BEGIN Data entries
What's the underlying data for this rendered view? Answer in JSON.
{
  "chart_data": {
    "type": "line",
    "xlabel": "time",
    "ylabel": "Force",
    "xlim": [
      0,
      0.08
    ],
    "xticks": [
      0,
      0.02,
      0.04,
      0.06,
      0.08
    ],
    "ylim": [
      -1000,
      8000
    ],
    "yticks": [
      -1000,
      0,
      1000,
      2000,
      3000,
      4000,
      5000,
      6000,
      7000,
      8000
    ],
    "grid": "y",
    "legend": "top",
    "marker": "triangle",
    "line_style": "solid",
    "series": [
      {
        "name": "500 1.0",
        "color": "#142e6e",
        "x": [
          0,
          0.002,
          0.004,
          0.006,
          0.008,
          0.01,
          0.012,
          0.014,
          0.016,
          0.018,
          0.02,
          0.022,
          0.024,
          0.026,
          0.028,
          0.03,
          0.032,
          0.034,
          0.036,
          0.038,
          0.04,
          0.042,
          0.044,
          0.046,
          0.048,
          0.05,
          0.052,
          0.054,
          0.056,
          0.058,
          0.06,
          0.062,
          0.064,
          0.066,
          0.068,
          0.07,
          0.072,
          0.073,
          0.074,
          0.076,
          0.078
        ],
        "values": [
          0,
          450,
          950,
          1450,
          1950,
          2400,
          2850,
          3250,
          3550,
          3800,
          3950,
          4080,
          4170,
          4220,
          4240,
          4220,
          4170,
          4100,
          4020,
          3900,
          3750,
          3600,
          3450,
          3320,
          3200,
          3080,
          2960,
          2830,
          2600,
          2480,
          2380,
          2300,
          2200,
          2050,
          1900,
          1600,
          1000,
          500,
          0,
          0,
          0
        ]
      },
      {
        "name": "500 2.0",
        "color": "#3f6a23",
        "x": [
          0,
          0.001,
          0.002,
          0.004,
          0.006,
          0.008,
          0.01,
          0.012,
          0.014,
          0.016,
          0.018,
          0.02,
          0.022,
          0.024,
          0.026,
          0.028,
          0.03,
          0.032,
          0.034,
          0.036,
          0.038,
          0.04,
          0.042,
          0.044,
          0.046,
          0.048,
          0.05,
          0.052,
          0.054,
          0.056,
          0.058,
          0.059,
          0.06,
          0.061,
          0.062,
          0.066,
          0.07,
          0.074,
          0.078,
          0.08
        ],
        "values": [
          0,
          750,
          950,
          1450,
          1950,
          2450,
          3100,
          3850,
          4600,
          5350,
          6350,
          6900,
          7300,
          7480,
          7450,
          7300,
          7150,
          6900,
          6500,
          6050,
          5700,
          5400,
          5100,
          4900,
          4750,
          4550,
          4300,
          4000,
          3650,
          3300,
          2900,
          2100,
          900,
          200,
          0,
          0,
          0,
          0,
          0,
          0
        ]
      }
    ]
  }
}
END Data entries
▶ Exercise task: From the preceding material, extract every line exactly.

▶ Solution for this exercise:
What's the underlying data for this rendered view? Answer in JSON.
{
  "chart_data": {
    "type": "line",
    "xlabel": "time",
    "ylabel": "Force",
    "xlim": [
      0,
      0.08
    ],
    "xticks": [
      0,
      0.02,
      0.04,
      0.06,
      0.08
    ],
    "ylim": [
      -1000,
      8000
    ],
    "yticks": [
      -1000,
      0,
      1000,
      2000,
      3000,
      4000,
      5000,
      6000,
      7000,
      8000
    ],
    "grid": "y",
    "legend": "top",
    "marker": "triangle",
    "line_style": "solid",
    "series": [
      {
        "name": "500 1.0",
        "color": "#142e6e",
        "x": [
          0,
          0.002,
          0.004,
          0.006,
          0.008,
          0.01,
          0.012,
          0.014,
          0.016,
          0.018,
          0.02,
          0.022,
          0.024,
          0.026,
          0.028,
          0.03,
          0.032,
          0.034,
          0.036,
          0.038,
          0.04,
          0.042,
          0.044,
          0.046,
          0.048,
          0.05,
          0.052,
          0.054,
          0.056,
          0.058,
          0.06,
          0.062,
          0.064,
          0.066,
          0.068,
          0.07,
          0.072,
          0.073,
          0.074,
          0.076,
          0.078
        ],
        "values": [
          0,
          450,
          950,
          1450,
          1950,
          2400,
          2850,
          3250,
          3550,
          3800,
          3950,
          4080,
          4170,
          4220,
          4240,
          4220,
          4170,
          4100,
          4020,
          3900,
          3750,
          3600,
          3450,
          3320,
          3200,
          3080,
          2960,
          2830,
          2600,
          2480,
          2380,
          2300,
          2200,
          2050,
          1900,
          1600,
          1000,
          500,
          0,
          0,
          0
        ]
      },
      {
        "name": "500 2.0",
        "color": "#3f6a23",
        "x": [
          0,
          0.001,
          0.002,
          0.004,
          0.006,
          0.008,
          0.01,
          0.012,
          0.014,
          0.016,
          0.018,
          0.02,
          0.022,
          0.024,
          0.026,
          0.028,
          0.03,
          0.032,
          0.034,
          0.036,
          0.038,
          0.04,
          0.042,
          0.044,
          0.046,
          0.048,
          0.05,
          0.052,
          0.054,
          0.056,
          0.058,
          0.059,
          0.06,
          0.061,
          0.062,
          0.066,
          0.07,
          0.074,
          0.078,
          0.08
        ],
        "values": [
          0,
          750,
          950,
          1450,
          1950,
          2450,
          3100,
          3850,
          4600,
          5350,
          6350,
          6900,
          7300,
          7480,
          7450,
          7300,
          7150,
          6900,
          6500,
          6050,
          5700,
          5400,
          5100,
          4900,
          4750,
          4550,
          4300,
          4000,
          3650,
          3300,
          2900,
          2100,
          900,
          200,
          0,
          0,
          0,
          0,
          0,
          0
        ]
      }
    ]
  }
}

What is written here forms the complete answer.